Exercise requirements >>
Collect each line of the entries that holds the string "Overpelt".
--*--
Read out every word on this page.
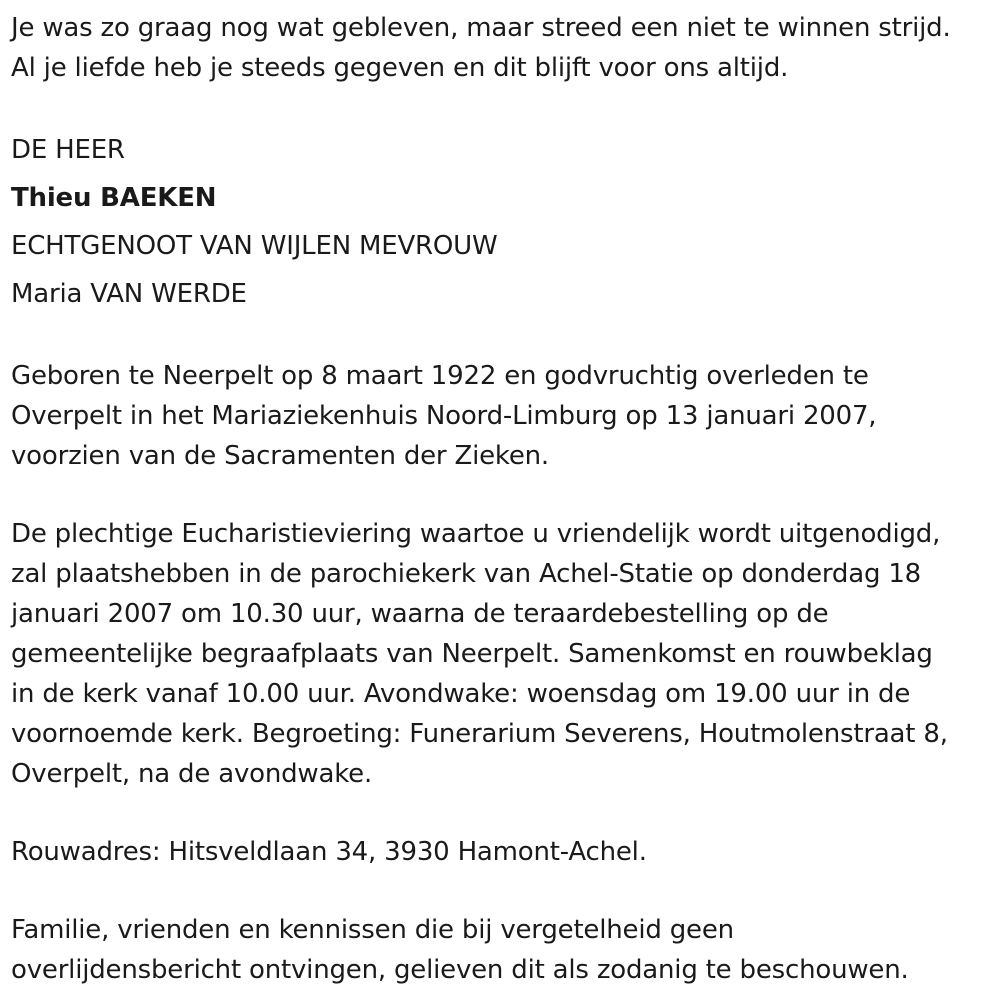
Je was zo graag nog wat gebleven, maar streed een niet te winnen strijd.
Al je liefde heb je steeds gegeven en dit blijft voor ons altijd.
DE HEER
Thieu BAEKEN
ECHTGENOOT VAN WIJLEN MEVROUW
Maria VAN WERDE
Geboren te Neerpelt op 8 maart 1922 en godvruchtig overleden te
Overpelt in het Mariaziekenhuis Noord-Limburg op 13 januari 2007,
voorzien van de Sacramenten der Zieken.
De plechtige Eucharistieviering waartoe u vriendelijk wordt uitgenodigd,
zal plaatshebben in de parochiekerk van Achel-Statie op donderdag 18
januari 2007 om 10.30 uur, waarna de teraardebestelling op de
gemeentelijke begraafplaats van Neerpelt. Samenkomst en rouwbeklag
in de kerk vanaf 10.00 uur. Avondwake: woensdag om 19.00 uur in de
voornoemde kerk. Begroeting: Funerarium Severens, Houtmolenstraat 8,
Overpelt, na de avondwake.
Rouwadres: Hitsveldlaan 34, 3930 Hamont-Achel.
Familie, vrienden en kennissen die bij vergetelheid geen
overlijdensbericht ontvingen, gelieven dit als zodanig te beschouwen.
--*--
Output for this task >>
Overpelt in het Mariaziekenhuis Noord-Limburg op 13 januari 2007,
Overpelt, na de avondwake.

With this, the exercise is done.